WHAT TO WORK ON: Set down the entries below exactly as written.

DATA FOR REVIEW:

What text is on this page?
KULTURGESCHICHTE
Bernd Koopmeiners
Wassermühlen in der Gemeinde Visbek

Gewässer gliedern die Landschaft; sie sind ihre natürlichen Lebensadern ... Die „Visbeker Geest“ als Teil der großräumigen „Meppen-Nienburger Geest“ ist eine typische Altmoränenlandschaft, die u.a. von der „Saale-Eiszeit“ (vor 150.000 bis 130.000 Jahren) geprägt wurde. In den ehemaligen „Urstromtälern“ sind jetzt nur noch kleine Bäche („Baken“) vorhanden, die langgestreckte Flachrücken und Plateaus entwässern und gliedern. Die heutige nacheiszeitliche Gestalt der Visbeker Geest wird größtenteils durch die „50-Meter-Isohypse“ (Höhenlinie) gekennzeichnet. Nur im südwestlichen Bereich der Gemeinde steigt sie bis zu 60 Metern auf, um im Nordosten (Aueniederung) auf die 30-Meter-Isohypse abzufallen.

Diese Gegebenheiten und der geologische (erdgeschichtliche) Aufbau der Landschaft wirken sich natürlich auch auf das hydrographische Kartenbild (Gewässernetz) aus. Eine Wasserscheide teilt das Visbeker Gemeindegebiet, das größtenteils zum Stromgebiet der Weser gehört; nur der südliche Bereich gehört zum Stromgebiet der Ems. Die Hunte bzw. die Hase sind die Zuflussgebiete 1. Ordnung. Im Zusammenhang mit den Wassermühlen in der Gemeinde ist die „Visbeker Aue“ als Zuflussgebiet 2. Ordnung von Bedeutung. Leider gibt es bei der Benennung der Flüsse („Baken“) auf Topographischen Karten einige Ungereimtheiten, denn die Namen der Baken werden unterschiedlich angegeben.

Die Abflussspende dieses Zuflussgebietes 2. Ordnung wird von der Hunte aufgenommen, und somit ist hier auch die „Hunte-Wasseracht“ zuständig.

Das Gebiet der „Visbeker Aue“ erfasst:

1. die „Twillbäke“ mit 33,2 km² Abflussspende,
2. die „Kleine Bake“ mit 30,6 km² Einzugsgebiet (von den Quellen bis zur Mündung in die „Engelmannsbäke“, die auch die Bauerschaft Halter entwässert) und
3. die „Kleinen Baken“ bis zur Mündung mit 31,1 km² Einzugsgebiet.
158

WRITTEN REPLY:
What text is on this page?
KULTURGESCHICHTE
Bernd Koopmeiners
Wassermühlen in der Gemeinde Visbek

Gewässer gliedern die Landschaft; sie sind ihre natürlichen Lebensadern ... Die „Visbeker Geest“ als Teil der großräumigen „Meppen-Nienburger Geest“ ist eine typische Altmoränenlandschaft, die u.a. von der „Saale-Eiszeit“ (vor 150.000 bis 130.000 Jahren) geprägt wurde. In den ehemaligen „Urstromtälern“ sind jetzt nur noch kleine Bäche („Baken“) vorhanden, die langgestreckte Flachrücken und Plateaus entwässern und gliedern. Die heutige nacheiszeitliche Gestalt der Visbeker Geest wird größtenteils durch die „50-Meter-Isohypse“ (Höhenlinie) gekennzeichnet. Nur im südwestlichen Bereich der Gemeinde steigt sie bis zu 60 Metern auf, um im Nordosten (Aueniederung) auf die 30-Meter-Isohypse abzufallen.

Diese Gegebenheiten und der geologische (erdgeschichtliche) Aufbau der Landschaft wirken sich natürlich auch auf das hydrographische Kartenbild (Gewässernetz) aus. Eine Wasserscheide teilt das Visbeker Gemeindegebiet, das größtenteils zum Stromgebiet der Weser gehört; nur der südliche Bereich gehört zum Stromgebiet der Ems. Die Hunte bzw. die Hase sind die Zuflussgebiete 1. Ordnung. Im Zusammenhang mit den Wassermühlen in der Gemeinde ist die „Visbeker Aue“ als Zuflussgebiet 2. Ordnung von Bedeutung. Leider gibt es bei der Benennung der Flüsse („Baken“) auf Topographischen Karten einige Ungereimtheiten, denn die Namen der Baken werden unterschiedlich angegeben.

Die Abflussspende dieses Zuflussgebietes 2. Ordnung wird von der Hunte aufgenommen, und somit ist hier auch die „Hunte-Wasseracht“ zuständig.

Das Gebiet der „Visbeker Aue“ erfasst:

1. die „Twillbäke“ mit 33,2 km² Abflussspende,
2. die „Kleine Bake“ mit 30,6 km² Einzugsgebiet (von den Quellen bis zur Mündung in die „Engelmannsbäke“, die auch die Bauerschaft Halter entwässert) und
3. die „Kleinen Baken“ bis zur Mündung mit 31,1 km² Einzugsgebiet.
158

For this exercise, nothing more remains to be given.